- [Short task]
Identify the lines containing the word "ขอบค". Copy each one.

- [Provided data]
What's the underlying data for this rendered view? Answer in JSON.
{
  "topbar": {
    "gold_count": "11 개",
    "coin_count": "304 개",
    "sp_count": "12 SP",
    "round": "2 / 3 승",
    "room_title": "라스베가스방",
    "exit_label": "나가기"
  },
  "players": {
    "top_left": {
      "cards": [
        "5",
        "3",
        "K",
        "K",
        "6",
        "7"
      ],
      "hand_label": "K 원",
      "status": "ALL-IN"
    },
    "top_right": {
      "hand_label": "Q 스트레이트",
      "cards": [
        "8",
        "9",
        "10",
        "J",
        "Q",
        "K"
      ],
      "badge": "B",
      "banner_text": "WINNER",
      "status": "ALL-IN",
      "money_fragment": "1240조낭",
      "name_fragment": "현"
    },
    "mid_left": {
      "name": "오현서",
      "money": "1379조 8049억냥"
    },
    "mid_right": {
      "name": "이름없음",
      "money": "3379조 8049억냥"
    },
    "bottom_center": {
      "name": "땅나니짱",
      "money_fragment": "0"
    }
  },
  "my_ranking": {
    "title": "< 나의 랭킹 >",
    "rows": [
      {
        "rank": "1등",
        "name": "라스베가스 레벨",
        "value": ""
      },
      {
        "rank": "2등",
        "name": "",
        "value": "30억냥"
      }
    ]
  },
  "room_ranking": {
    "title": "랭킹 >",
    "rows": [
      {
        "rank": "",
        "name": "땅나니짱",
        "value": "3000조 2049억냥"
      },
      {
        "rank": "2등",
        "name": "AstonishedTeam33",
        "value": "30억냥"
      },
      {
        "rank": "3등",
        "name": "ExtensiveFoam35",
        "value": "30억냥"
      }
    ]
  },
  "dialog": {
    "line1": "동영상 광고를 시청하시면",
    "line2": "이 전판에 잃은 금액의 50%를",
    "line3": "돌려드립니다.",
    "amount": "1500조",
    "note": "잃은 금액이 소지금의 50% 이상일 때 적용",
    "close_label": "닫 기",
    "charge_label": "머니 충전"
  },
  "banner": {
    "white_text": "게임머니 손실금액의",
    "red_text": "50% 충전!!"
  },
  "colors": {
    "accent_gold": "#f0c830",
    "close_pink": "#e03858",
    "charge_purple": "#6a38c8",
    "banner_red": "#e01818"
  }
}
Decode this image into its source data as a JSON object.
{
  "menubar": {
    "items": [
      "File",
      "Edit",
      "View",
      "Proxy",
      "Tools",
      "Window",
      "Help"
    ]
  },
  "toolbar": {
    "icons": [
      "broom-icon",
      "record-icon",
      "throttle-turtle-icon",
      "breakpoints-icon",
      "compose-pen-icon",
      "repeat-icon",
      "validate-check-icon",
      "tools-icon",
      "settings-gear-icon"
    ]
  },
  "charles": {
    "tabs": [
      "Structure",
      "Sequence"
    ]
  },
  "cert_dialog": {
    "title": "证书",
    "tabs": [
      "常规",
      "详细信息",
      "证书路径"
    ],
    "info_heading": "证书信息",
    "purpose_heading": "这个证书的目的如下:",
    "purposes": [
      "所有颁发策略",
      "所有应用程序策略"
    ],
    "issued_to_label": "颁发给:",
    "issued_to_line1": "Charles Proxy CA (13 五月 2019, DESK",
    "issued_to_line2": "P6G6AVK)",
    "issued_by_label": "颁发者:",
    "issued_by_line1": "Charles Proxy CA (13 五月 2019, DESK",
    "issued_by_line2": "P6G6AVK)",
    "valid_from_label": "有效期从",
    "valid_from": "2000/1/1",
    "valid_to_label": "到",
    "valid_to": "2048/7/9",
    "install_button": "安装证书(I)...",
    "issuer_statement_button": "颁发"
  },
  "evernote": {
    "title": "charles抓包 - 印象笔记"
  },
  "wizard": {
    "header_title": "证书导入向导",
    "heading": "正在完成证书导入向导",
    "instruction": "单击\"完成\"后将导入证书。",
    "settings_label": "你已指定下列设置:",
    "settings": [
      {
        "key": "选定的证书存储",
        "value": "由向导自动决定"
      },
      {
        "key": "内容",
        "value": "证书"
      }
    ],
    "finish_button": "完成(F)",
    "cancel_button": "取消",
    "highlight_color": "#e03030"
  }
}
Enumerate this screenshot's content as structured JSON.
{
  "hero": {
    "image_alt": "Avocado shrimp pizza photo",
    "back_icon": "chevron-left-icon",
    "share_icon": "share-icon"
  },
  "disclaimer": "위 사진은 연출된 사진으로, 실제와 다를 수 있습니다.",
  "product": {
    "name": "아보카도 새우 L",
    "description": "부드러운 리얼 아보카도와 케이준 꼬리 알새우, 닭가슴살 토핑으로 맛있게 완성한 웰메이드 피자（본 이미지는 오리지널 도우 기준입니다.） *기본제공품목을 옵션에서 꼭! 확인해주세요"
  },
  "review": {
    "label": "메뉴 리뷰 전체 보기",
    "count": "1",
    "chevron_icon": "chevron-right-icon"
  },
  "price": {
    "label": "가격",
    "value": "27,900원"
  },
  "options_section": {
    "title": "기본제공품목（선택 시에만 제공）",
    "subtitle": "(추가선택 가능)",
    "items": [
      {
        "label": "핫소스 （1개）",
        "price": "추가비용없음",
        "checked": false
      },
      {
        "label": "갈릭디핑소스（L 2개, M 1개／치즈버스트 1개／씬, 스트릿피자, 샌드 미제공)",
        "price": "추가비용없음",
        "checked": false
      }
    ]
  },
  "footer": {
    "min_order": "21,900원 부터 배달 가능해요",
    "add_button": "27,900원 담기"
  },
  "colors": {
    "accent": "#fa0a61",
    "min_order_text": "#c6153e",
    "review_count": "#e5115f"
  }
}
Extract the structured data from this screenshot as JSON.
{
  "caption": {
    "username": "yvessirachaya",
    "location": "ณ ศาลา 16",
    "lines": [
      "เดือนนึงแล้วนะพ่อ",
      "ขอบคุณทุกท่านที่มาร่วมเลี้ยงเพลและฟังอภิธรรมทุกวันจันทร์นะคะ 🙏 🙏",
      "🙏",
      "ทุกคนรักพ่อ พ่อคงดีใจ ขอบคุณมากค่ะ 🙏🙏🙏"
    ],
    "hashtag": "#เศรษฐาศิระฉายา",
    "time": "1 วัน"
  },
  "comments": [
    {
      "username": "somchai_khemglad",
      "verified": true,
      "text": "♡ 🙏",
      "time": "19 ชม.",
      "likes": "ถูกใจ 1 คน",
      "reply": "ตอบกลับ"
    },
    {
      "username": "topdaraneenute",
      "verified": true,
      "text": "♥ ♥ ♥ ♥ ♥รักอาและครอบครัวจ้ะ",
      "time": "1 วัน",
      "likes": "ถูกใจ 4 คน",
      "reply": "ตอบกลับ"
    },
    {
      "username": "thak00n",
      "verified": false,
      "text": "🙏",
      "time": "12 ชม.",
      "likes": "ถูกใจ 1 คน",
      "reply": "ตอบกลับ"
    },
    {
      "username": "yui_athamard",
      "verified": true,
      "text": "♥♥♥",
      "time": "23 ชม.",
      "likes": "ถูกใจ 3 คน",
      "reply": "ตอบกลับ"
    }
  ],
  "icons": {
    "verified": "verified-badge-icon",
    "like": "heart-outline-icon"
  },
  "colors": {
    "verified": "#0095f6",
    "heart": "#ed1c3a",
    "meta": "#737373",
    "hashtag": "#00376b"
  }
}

- [Answer for this exercise]
      "ขอบคุณทุกท่านที่มาร่วมเลี้ยงเพลและฟังอภิธรรมทุกวันจันทร์นะคะ 🙏 🙏",
      "ทุกคนรักพ่อ พ่อคงดีใจ ขอบคุณมากค่ะ 🙏🙏🙏"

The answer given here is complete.